** AIM OF THE TASK **
Repeat the listing in full, word for word.

────────────────────

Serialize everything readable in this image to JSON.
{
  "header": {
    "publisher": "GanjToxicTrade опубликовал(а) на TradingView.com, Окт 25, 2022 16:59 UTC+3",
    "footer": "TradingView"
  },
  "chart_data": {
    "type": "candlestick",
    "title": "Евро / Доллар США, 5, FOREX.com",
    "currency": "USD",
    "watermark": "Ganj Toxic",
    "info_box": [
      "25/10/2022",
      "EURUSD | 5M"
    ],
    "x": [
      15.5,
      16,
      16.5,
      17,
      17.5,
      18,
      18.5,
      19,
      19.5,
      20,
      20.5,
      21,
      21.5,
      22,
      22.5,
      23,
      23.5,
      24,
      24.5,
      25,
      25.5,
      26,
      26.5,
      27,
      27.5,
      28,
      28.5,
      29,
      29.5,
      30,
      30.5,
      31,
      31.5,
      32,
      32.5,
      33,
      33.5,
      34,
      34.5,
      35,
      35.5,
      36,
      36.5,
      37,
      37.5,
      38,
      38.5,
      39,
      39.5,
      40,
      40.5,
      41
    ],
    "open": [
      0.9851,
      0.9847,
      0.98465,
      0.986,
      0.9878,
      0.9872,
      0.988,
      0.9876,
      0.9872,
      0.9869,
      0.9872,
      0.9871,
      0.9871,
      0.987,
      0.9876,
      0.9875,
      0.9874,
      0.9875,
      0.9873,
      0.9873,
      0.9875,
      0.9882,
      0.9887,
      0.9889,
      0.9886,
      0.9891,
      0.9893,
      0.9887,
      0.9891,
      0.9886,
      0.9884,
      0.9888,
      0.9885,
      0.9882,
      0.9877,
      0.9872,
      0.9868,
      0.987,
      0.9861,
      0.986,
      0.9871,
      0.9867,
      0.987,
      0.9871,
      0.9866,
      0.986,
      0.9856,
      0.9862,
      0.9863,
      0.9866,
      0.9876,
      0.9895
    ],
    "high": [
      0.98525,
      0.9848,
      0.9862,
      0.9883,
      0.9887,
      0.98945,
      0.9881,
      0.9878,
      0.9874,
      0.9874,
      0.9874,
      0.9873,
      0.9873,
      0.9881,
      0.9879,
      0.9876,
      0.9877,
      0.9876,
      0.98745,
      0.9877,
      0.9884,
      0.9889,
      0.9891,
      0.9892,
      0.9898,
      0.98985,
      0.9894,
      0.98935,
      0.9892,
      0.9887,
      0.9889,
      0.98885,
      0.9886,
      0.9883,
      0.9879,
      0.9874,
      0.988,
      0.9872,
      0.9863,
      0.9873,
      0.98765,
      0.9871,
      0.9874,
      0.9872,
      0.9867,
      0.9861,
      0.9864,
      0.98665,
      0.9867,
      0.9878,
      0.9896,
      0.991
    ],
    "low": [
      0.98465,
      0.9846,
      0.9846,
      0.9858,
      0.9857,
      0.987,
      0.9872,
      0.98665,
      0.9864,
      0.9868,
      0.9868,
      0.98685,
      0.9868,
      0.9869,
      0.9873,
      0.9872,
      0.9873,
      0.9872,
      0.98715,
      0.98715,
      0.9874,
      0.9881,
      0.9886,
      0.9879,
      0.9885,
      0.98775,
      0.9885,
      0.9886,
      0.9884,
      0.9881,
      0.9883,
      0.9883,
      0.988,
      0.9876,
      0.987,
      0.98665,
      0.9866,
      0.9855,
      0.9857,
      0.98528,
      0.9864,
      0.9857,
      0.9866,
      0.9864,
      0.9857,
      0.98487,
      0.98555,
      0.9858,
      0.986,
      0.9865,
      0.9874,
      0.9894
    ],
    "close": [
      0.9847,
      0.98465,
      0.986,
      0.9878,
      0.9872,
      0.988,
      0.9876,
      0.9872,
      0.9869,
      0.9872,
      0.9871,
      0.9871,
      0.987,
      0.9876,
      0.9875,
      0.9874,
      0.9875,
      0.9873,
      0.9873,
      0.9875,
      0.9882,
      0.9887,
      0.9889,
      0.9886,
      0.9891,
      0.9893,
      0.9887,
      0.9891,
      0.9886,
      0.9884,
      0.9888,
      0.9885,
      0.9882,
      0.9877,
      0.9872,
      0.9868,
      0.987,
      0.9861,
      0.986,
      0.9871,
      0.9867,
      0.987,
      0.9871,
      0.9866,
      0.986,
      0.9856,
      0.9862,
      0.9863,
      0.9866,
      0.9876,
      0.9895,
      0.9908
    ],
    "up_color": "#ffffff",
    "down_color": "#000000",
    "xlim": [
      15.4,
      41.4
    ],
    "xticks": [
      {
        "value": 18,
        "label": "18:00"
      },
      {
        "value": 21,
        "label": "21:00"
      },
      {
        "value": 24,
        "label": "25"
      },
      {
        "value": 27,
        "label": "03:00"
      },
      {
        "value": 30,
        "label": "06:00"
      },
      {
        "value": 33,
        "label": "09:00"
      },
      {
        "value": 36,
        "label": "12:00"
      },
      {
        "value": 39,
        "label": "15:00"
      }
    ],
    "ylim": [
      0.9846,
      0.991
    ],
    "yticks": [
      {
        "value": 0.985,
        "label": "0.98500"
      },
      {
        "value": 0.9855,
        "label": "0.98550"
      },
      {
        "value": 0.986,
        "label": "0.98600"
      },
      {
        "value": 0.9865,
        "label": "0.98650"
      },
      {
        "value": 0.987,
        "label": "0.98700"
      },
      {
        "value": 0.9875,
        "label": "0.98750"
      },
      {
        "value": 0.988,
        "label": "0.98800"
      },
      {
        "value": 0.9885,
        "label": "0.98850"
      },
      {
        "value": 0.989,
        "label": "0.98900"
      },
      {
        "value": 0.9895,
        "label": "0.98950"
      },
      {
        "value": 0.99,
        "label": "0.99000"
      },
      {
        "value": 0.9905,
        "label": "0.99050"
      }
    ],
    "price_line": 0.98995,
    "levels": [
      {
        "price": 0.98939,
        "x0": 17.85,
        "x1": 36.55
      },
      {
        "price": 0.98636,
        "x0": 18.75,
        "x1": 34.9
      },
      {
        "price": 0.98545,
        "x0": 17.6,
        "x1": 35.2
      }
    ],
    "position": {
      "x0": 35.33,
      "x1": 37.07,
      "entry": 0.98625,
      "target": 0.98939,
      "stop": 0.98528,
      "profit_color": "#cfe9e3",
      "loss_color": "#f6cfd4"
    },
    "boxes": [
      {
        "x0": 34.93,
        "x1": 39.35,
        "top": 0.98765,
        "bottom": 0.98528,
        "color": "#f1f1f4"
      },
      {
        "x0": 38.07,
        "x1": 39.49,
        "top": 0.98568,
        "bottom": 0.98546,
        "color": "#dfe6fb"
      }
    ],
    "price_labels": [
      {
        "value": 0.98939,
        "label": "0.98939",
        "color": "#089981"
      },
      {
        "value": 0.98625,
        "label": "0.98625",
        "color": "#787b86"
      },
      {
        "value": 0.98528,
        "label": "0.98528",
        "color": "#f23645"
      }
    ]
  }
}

────────────────────

** THE COMPLETED TASK **
Serialize everything readable in this image to JSON.
{
  "header": {
    "publisher": "GanjToxicTrade опубликовал(а) на TradingView.com, Окт 25, 2022 16:59 UTC+3",
    "footer": "TradingView"
  },
  "chart_data": {
    "type": "candlestick",
    "title": "Евро / Доллар США, 5, FOREX.com",
    "currency": "USD",
    "watermark": "Ganj Toxic",
    "info_box": [
      "25/10/2022",
      "EURUSD | 5M"
    ],
    "x": [
      15.5,
      16,
      16.5,
      17,
      17.5,
      18,
      18.5,
      19,
      19.5,
      20,
      20.5,
      21,
      21.5,
      22,
      22.5,
      23,
      23.5,
      24,
      24.5,
      25,
      25.5,
      26,
      26.5,
      27,
      27.5,
      28,
      28.5,
      29,
      29.5,
      30,
      30.5,
      31,
      31.5,
      32,
      32.5,
      33,
      33.5,
      34,
      34.5,
      35,
      35.5,
      36,
      36.5,
      37,
      37.5,
      38,
      38.5,
      39,
      39.5,
      40,
      40.5,
      41
    ],
    "open": [
      0.9851,
      0.9847,
      0.98465,
      0.986,
      0.9878,
      0.9872,
      0.988,
      0.9876,
      0.9872,
      0.9869,
      0.9872,
      0.9871,
      0.9871,
      0.987,
      0.9876,
      0.9875,
      0.9874,
      0.9875,
      0.9873,
      0.9873,
      0.9875,
      0.9882,
      0.9887,
      0.9889,
      0.9886,
      0.9891,
      0.9893,
      0.9887,
      0.9891,
      0.9886,
      0.9884,
      0.9888,
      0.9885,
      0.9882,
      0.9877,
      0.9872,
      0.9868,
      0.987,
      0.9861,
      0.986,
      0.9871,
      0.9867,
      0.987,
      0.9871,
      0.9866,
      0.986,
      0.9856,
      0.9862,
      0.9863,
      0.9866,
      0.9876,
      0.9895
    ],
    "high": [
      0.98525,
      0.9848,
      0.9862,
      0.9883,
      0.9887,
      0.98945,
      0.9881,
      0.9878,
      0.9874,
      0.9874,
      0.9874,
      0.9873,
      0.9873,
      0.9881,
      0.9879,
      0.9876,
      0.9877,
      0.9876,
      0.98745,
      0.9877,
      0.9884,
      0.9889,
      0.9891,
      0.9892,
      0.9898,
      0.98985,
      0.9894,
      0.98935,
      0.9892,
      0.9887,
      0.9889,
      0.98885,
      0.9886,
      0.9883,
      0.9879,
      0.9874,
      0.988,
      0.9872,
      0.9863,
      0.9873,
      0.98765,
      0.9871,
      0.9874,
      0.9872,
      0.9867,
      0.9861,
      0.9864,
      0.98665,
      0.9867,
      0.9878,
      0.9896,
      0.991
    ],
    "low": [
      0.98465,
      0.9846,
      0.9846,
      0.9858,
      0.9857,
      0.987,
      0.9872,
      0.98665,
      0.9864,
      0.9868,
      0.9868,
      0.98685,
      0.9868,
      0.9869,
      0.9873,
      0.9872,
      0.9873,
      0.9872,
      0.98715,
      0.98715,
      0.9874,
      0.9881,
      0.9886,
      0.9879,
      0.9885,
      0.98775,
      0.9885,
      0.9886,
      0.9884,
      0.9881,
      0.9883,
      0.9883,
      0.988,
      0.9876,
      0.987,
      0.98665,
      0.9866,
      0.9855,
      0.9857,
      0.98528,
      0.9864,
      0.9857,
      0.9866,
      0.9864,
      0.9857,
      0.98487,
      0.98555,
      0.9858,
      0.986,
      0.9865,
      0.9874,
      0.9894
    ],
    "close": [
      0.9847,
      0.98465,
      0.986,
      0.9878,
      0.9872,
      0.988,
      0.9876,
      0.9872,
      0.9869,
      0.9872,
      0.9871,
      0.9871,
      0.987,
      0.9876,
      0.9875,
      0.9874,
      0.9875,
      0.9873,
      0.9873,
      0.9875,
      0.9882,
      0.9887,
      0.9889,
      0.9886,
      0.9891,
      0.9893,
      0.9887,
      0.9891,
      0.9886,
      0.9884,
      0.9888,
      0.9885,
      0.9882,
      0.9877,
      0.9872,
      0.9868,
      0.987,
      0.9861,
      0.986,
      0.9871,
      0.9867,
      0.987,
      0.9871,
      0.9866,
      0.986,
      0.9856,
      0.9862,
      0.9863,
      0.9866,
      0.9876,
      0.9895,
      0.9908
    ],
    "up_color": "#ffffff",
    "down_color": "#000000",
    "xlim": [
      15.4,
      41.4
    ],
    "xticks": [
      {
        "value": 18,
        "label": "18:00"
      },
      {
        "value": 21,
        "label": "21:00"
      },
      {
        "value": 24,
        "label": "25"
      },
      {
        "value": 27,
        "label": "03:00"
      },
      {
        "value": 30,
        "label": "06:00"
      },
      {
        "value": 33,
        "label": "09:00"
      },
      {
        "value": 36,
        "label": "12:00"
      },
      {
        "value": 39,
        "label": "15:00"
      }
    ],
    "ylim": [
      0.9846,
      0.991
    ],
    "yticks": [
      {
        "value": 0.985,
        "label": "0.98500"
      },
      {
        "value": 0.9855,
        "label": "0.98550"
      },
      {
        "value": 0.986,
        "label": "0.98600"
      },
      {
        "value": 0.9865,
        "label": "0.98650"
      },
      {
        "value": 0.987,
        "label": "0.98700"
      },
      {
        "value": 0.9875,
        "label": "0.98750"
      },
      {
        "value": 0.988,
        "label": "0.98800"
      },
      {
        "value": 0.9885,
        "label": "0.98850"
      },
      {
        "value": 0.989,
        "label": "0.98900"
      },
      {
        "value": 0.9895,
        "label": "0.98950"
      },
      {
        "value": 0.99,
        "label": "0.99000"
      },
      {
        "value": 0.9905,
        "label": "0.99050"
      }
    ],
    "price_line": 0.98995,
    "levels": [
      {
        "price": 0.98939,
        "x0": 17.85,
        "x1": 36.55
      },
      {
        "price": 0.98636,
        "x0": 18.75,
        "x1": 34.9
      },
      {
        "price": 0.98545,
        "x0": 17.6,
        "x1": 35.2
      }
    ],
    "position": {
      "x0": 35.33,
      "x1": 37.07,
      "entry": 0.98625,
      "target": 0.98939,
      "stop": 0.98528,
      "profit_color": "#cfe9e3",
      "loss_color": "#f6cfd4"
    },
    "boxes": [
      {
        "x0": 34.93,
        "x1": 39.35,
        "top": 0.98765,
        "bottom": 0.98528,
        "color": "#f1f1f4"
      },
      {
        "x0": 38.07,
        "x1": 39.49,
        "top": 0.98568,
        "bottom": 0.98546,
        "color": "#dfe6fb"
      }
    ],
    "price_labels": [
      {
        "value": 0.98939,
        "label": "0.98939",
        "color": "#089981"
      },
      {
        "value": 0.98625,
        "label": "0.98625",
        "color": "#787b86"
      },
      {
        "value": 0.98528,
        "label": "0.98528",
        "color": "#f23645"
      }
    ]
  }
}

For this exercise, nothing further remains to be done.